CHALLENGE :: Copy word for word the part of the material below that begins with the line containing "show-properties-icon: p — [134, 15, 154, 35]" and ends with the line containing "toolbar-separator — [341, 14, 342, 36]", both of those lines included.

INPUT ::
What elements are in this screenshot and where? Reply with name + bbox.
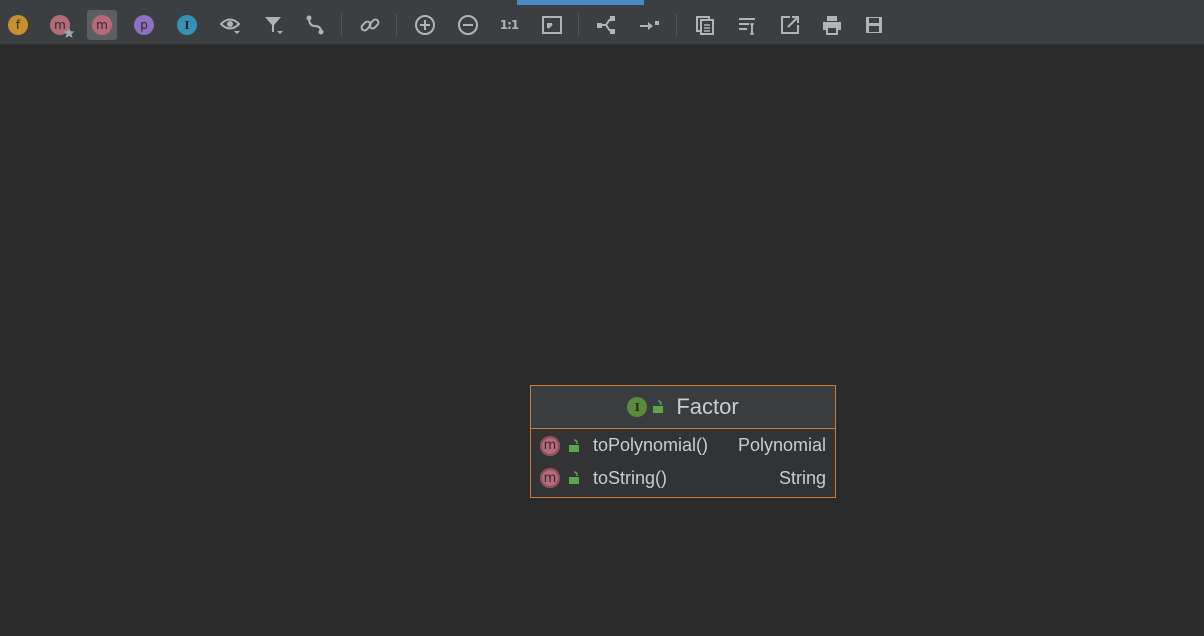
show-properties-icon: p — [134, 15, 154, 35]
class-header: I Factor — [531, 386, 835, 429]
show-fields-button[interactable]: f — [3, 10, 33, 40]
layout-icon — [597, 16, 615, 34]
method-return-type: String — [778, 467, 826, 488]
copy-button[interactable] — [690, 10, 720, 40]
eye-icon — [219, 18, 241, 34]
apply-layout-icon — [640, 21, 659, 30]
zoom-in-button[interactable] — [410, 10, 440, 40]
diagram-toolbar: f m m p I 1:1 — [0, 5, 1204, 45]
show-properties-button[interactable]: p — [129, 10, 159, 40]
export-icon — [781, 16, 799, 34]
fit-content-button[interactable] — [537, 10, 567, 40]
interface-icon: I — [627, 397, 648, 417]
filter-button[interactable] — [258, 10, 288, 40]
fit-content-icon — [542, 16, 562, 34]
class-node-factor[interactable]: I Factor m toPolynomial() Polynomial m t… — [530, 385, 836, 498]
zoom-out-button[interactable] — [453, 10, 483, 40]
member-row[interactable]: m toString() String — [531, 462, 835, 494]
show-fields-icon: f — [8, 15, 28, 35]
filter-icon — [265, 17, 283, 34]
link-icon — [360, 18, 380, 32]
align-button[interactable] — [733, 10, 763, 40]
show-inner-classes-button[interactable]: I — [172, 10, 202, 40]
show-methods-icon: m — [92, 15, 112, 35]
export-button[interactable] — [775, 10, 805, 40]
align-icon — [739, 18, 755, 35]
method-name: toString() — [593, 467, 668, 488]
method-return-type: Polynomial — [737, 435, 826, 455]
show-constructors-button[interactable]: m — [45, 10, 75, 40]
public-access-icon — [569, 438, 579, 452]
public-access-icon — [569, 471, 579, 484]
star-icon — [63, 27, 75, 38]
save-icon — [866, 17, 882, 33]
edge-routing-icon — [306, 15, 324, 35]
show-inner-classes-icon: I — [177, 15, 197, 35]
zoom-out-icon — [458, 15, 478, 35]
show-methods-button[interactable]: m — [87, 10, 117, 40]
public-access-icon — [653, 400, 664, 413]
actual-size-icon: 1:1 — [499, 18, 519, 32]
class-name: Factor — [676, 394, 739, 419]
actual-size-button[interactable]: 1:1 — [494, 10, 524, 40]
method-name: toPolynomial() — [593, 435, 709, 455]
copy-icon — [696, 16, 714, 35]
show-constructors-icon: m — [50, 15, 75, 38]
save-button[interactable] — [859, 10, 889, 40]
method-icon: m — [540, 435, 560, 456]
toolbar-separator — [396, 14, 397, 36]
print-icon — [823, 16, 841, 35]
toolbar-separator — [341, 14, 342, 36]
link-button[interactable] — [355, 10, 385, 40]
member-row[interactable]: m toPolynomial() Polynomial — [531, 429, 835, 462]
layout-button[interactable] — [591, 10, 621, 40]
toolbar-separator — [676, 14, 677, 36]
toolbar-separator — [578, 14, 579, 36]
print-button[interactable] — [817, 10, 847, 40]
method-icon: m — [540, 468, 560, 488]
apply-layout-button[interactable] — [634, 10, 664, 40]
edge-routing-button[interactable] — [300, 10, 330, 40]
visibility-button[interactable] — [215, 10, 245, 40]
zoom-in-icon — [415, 15, 435, 35]
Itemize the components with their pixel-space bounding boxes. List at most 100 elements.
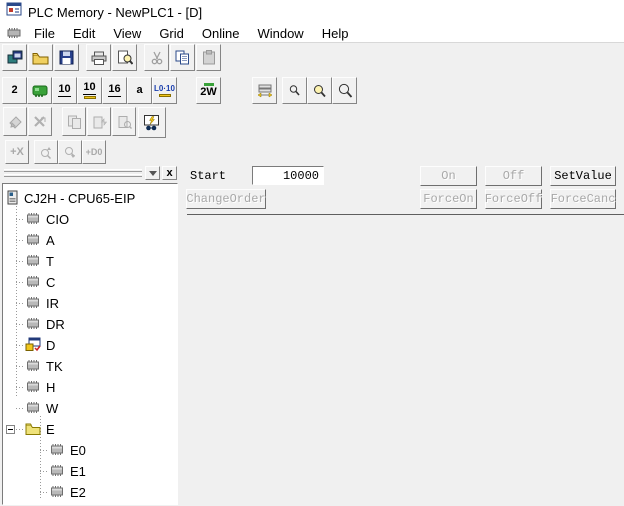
panel-gripper[interactable] — [4, 169, 142, 172]
tree-connector — [16, 387, 25, 388]
tree-connector — [16, 219, 25, 220]
float-format-button[interactable]: L0·10 — [152, 77, 177, 104]
tree-item-label: E1 — [70, 464, 86, 479]
cascade-windows-button[interactable] — [2, 44, 27, 71]
tree-item-label: DR — [46, 317, 65, 332]
tree-connector — [16, 282, 25, 283]
chip-icon — [25, 254, 41, 270]
memory-window-icon — [25, 337, 41, 355]
off-button[interactable]: Off — [485, 166, 542, 186]
tree-connector — [40, 471, 49, 472]
tree-item-label: CIO — [46, 212, 69, 227]
tree-connector — [16, 366, 25, 367]
forceoff-button[interactable]: ForceOff — [485, 189, 542, 209]
menu-help[interactable]: Help — [313, 26, 358, 41]
hex-format-button[interactable]: 16 — [102, 77, 127, 104]
panel-menu-button[interactable] — [145, 166, 160, 180]
force-cancel-all-button[interactable]: +X — [5, 140, 29, 164]
title-bar: PLC Memory - NewPLC1 - [D] — [0, 0, 624, 24]
tree-item-t[interactable]: T — [25, 251, 54, 272]
paste-button[interactable] — [196, 44, 221, 71]
tree-item-e[interactable]: E — [25, 419, 55, 440]
tree-connector — [16, 429, 25, 430]
tree-item-a[interactable]: A — [25, 230, 55, 251]
address-watch-button[interactable]: +D0 — [82, 140, 106, 164]
decimal-format-button[interactable]: 10 — [52, 77, 77, 104]
print-preview-button[interactable] — [112, 44, 137, 71]
plc-icon — [7, 190, 19, 208]
tree-item-e1[interactable]: E1 — [49, 461, 86, 482]
find-next-button[interactable] — [58, 140, 82, 164]
tree-connector — [16, 408, 25, 409]
menu-view[interactable]: View — [104, 26, 150, 41]
transfer-to-plc-button[interactable] — [3, 107, 27, 136]
copy-button[interactable] — [170, 44, 195, 71]
column-width-button[interactable] — [252, 77, 277, 104]
find-previous-button[interactable] — [34, 140, 58, 164]
tree-item-w[interactable]: W — [25, 398, 58, 419]
menu-window[interactable]: Window — [248, 26, 312, 41]
forceon-button[interactable]: ForceOn — [420, 189, 477, 209]
setvalue-button[interactable]: SetValue — [550, 166, 616, 186]
zoom-reset-button[interactable] — [307, 77, 332, 104]
bcd-format-button[interactable] — [27, 77, 52, 104]
verify-page-button[interactable] — [112, 107, 136, 136]
collapse-expander[interactable] — [6, 425, 15, 434]
tree-connector — [16, 240, 25, 241]
signed-decimal-format-button[interactable]: 10 — [77, 77, 102, 104]
tree-item-dr[interactable]: DR — [25, 314, 65, 335]
compare-with-plc-button[interactable] — [62, 107, 86, 136]
start-address-input[interactable] — [252, 166, 324, 185]
tree-item-label: E0 — [70, 443, 86, 458]
binary-format-button[interactable]: 2 — [2, 77, 27, 104]
menu-file[interactable]: File — [25, 26, 64, 41]
tree-item-h[interactable]: H — [25, 377, 55, 398]
zoom-out-button[interactable] — [282, 77, 307, 104]
chip-icon — [49, 443, 65, 459]
transfer-page-up-button[interactable] — [87, 107, 111, 136]
on-button[interactable]: On — [420, 166, 477, 186]
tree-item-cio[interactable]: CIO — [25, 209, 69, 230]
tree-root[interactable]: CJ2H - CPU65-EIP — [7, 188, 135, 209]
open-button[interactable] — [28, 44, 53, 71]
tree-item-label: E2 — [70, 485, 86, 500]
chip-icon — [49, 464, 65, 480]
text-format-button[interactable]: a — [127, 77, 152, 104]
chip-icon — [25, 401, 41, 417]
memory-tree-panel: CJ2H - CPU65-EIP CIO ATC IR DR D TK HWE E0 E1 E2 E3 — [2, 183, 178, 505]
menu-edit[interactable]: Edit — [64, 26, 104, 41]
chip-icon — [25, 212, 41, 228]
chip-icon — [25, 317, 41, 333]
tree-item-label: W — [46, 401, 58, 416]
tree-item-e0[interactable]: E0 — [49, 440, 86, 461]
chip-icon — [25, 359, 41, 375]
memory-grid — [187, 214, 624, 506]
menu-grid[interactable]: Grid — [150, 26, 193, 41]
tree-connector — [16, 303, 25, 304]
changeorder-button[interactable]: ChangeOrder — [186, 189, 266, 209]
tree-item-label: IR — [46, 296, 59, 311]
transfer-from-plc-button[interactable] — [28, 107, 52, 136]
print-button[interactable] — [86, 44, 111, 71]
folder-icon — [25, 422, 41, 438]
panel-close-button[interactable]: x — [162, 166, 177, 180]
start-label: Start — [190, 169, 226, 183]
chip-icon — [25, 233, 41, 249]
tree-connector — [16, 261, 25, 262]
tree-item-ir[interactable]: IR — [25, 293, 59, 314]
save-button[interactable] — [54, 44, 79, 71]
tree-item-c[interactable]: C — [25, 272, 55, 293]
tree-item-e2[interactable]: E2 — [49, 482, 86, 503]
tree-item-d[interactable]: D — [25, 335, 55, 356]
zoom-in-button[interactable] — [332, 77, 357, 104]
double-word-button[interactable]: 2W — [196, 77, 221, 104]
monitor-button[interactable] — [138, 107, 166, 138]
tree-item-e3[interactable]: E3 — [49, 503, 86, 505]
tree-item-label: TK — [46, 359, 63, 374]
cut-button[interactable] — [144, 44, 169, 71]
menu-online[interactable]: Online — [193, 26, 249, 41]
forcecanc-button[interactable]: ForceCanc — [550, 189, 616, 209]
tree-connector — [16, 324, 25, 325]
tree-item-tk[interactable]: TK — [25, 356, 63, 377]
panel-gripper[interactable] — [4, 174, 142, 177]
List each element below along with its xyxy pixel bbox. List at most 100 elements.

SOLUTION TO THIS PROBLEM ::
show-properties-icon: p — [134, 15, 154, 35]
class-header: I Factor — [531, 386, 835, 429]
show-fields-button[interactable]: f — [3, 10, 33, 40]
layout-icon — [597, 16, 615, 34]
method-return-type: String — [778, 467, 826, 488]
copy-button[interactable] — [690, 10, 720, 40]
eye-icon — [219, 18, 241, 34]
apply-layout-icon — [640, 21, 659, 30]
zoom-in-button[interactable] — [410, 10, 440, 40]
diagram-toolbar: f m m p I 1:1 — [0, 5, 1204, 45]
show-properties-button[interactable]: p — [129, 10, 159, 40]
export-icon — [781, 16, 799, 34]
fit-content-button[interactable] — [537, 10, 567, 40]
interface-icon: I — [627, 397, 648, 417]
filter-button[interactable] — [258, 10, 288, 40]
fit-content-icon — [542, 16, 562, 34]
class-node-factor[interactable]: I Factor m toPolynomial() Polynomial m t… — [530, 385, 836, 498]
zoom-out-button[interactable] — [453, 10, 483, 40]
member-row[interactable]: m toString() String — [531, 462, 835, 494]
show-fields-icon: f — [8, 15, 28, 35]
filter-icon — [265, 17, 283, 34]
link-icon — [360, 18, 380, 32]
align-button[interactable] — [733, 10, 763, 40]
show-inner-classes-button[interactable]: I — [172, 10, 202, 40]
show-methods-icon: m — [92, 15, 112, 35]
export-button[interactable] — [775, 10, 805, 40]
align-icon — [739, 18, 755, 35]
method-name: toString() — [593, 467, 668, 488]
method-return-type: Polynomial — [737, 435, 826, 455]
show-constructors-button[interactable]: m — [45, 10, 75, 40]
public-access-icon — [569, 438, 579, 452]
public-access-icon — [569, 471, 579, 484]
star-icon — [63, 27, 75, 38]
save-icon — [866, 17, 882, 33]
edge-routing-icon — [306, 15, 324, 35]
show-inner-classes-icon: I — [177, 15, 197, 35]
zoom-out-icon — [458, 15, 478, 35]
show-methods-button[interactable]: m — [87, 10, 117, 40]
public-access-icon — [653, 400, 664, 413]
actual-size-icon: 1:1 — [499, 18, 519, 32]
class-name: Factor — [676, 394, 739, 419]
actual-size-button[interactable]: 1:1 — [494, 10, 524, 40]
method-name: toPolynomial() — [593, 435, 709, 455]
copy-icon — [696, 16, 714, 35]
show-constructors-icon: m — [50, 15, 75, 38]
save-button[interactable] — [859, 10, 889, 40]
method-icon: m — [540, 435, 560, 456]
toolbar-separator — [396, 14, 397, 36]
print-icon — [823, 16, 841, 35]
toolbar-separator — [341, 14, 342, 36]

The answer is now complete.